_Exercise requirements_: Read through the data and count the lines that contain the string "Dashboard"; give only the result.

_Dataset records_:
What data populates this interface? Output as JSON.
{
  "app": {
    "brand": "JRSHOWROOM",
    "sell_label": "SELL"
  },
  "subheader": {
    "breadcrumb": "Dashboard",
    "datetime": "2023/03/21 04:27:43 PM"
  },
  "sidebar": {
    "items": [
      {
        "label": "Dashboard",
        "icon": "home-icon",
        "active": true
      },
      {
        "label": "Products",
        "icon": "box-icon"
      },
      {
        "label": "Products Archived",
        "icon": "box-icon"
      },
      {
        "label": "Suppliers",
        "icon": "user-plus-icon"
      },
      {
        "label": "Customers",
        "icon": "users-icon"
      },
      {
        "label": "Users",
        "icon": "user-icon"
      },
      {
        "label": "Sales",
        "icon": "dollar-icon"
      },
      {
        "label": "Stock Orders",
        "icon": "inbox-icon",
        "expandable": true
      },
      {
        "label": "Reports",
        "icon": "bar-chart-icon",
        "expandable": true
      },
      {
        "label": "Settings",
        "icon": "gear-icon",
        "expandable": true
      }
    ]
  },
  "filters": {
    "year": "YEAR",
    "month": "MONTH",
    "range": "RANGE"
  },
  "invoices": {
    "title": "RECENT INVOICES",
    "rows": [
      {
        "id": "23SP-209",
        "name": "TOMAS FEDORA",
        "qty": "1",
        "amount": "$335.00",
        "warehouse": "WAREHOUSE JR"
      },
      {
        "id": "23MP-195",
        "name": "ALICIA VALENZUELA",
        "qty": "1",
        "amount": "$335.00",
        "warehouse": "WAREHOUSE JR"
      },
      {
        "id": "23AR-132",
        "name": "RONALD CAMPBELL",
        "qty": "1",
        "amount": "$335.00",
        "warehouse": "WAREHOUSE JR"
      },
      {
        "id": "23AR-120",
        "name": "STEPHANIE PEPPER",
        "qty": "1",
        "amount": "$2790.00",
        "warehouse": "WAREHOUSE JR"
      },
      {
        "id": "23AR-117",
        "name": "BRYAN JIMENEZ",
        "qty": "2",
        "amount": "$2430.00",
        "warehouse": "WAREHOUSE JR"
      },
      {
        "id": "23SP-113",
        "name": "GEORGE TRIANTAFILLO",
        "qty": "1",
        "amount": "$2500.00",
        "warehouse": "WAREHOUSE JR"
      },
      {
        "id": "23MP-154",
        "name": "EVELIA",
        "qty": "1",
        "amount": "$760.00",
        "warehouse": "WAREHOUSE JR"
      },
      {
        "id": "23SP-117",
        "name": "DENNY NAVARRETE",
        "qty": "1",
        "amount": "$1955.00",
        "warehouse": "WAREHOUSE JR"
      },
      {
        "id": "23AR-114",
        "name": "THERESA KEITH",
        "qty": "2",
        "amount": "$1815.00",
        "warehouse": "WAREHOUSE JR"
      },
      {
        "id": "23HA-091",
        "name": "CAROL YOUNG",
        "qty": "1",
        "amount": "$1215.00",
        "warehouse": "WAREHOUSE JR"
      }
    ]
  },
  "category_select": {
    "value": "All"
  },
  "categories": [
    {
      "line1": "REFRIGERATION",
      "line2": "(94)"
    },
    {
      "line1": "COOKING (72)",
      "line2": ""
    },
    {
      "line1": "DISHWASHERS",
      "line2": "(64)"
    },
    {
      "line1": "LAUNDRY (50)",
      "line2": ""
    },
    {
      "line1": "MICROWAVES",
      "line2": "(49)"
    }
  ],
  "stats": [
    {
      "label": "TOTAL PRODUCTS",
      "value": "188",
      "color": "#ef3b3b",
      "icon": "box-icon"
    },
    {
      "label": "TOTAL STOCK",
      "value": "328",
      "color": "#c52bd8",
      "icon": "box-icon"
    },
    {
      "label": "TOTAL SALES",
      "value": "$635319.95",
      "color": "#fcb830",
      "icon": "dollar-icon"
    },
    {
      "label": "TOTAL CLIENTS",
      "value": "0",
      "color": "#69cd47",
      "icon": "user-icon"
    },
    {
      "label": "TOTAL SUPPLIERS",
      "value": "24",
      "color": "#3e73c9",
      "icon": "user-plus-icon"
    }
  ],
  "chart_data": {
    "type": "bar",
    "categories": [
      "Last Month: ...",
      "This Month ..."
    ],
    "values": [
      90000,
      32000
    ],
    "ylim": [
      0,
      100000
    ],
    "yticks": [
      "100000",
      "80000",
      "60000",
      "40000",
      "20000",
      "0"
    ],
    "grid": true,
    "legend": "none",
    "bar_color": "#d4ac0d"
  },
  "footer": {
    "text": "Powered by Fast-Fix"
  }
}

_Solution for this problem_: 2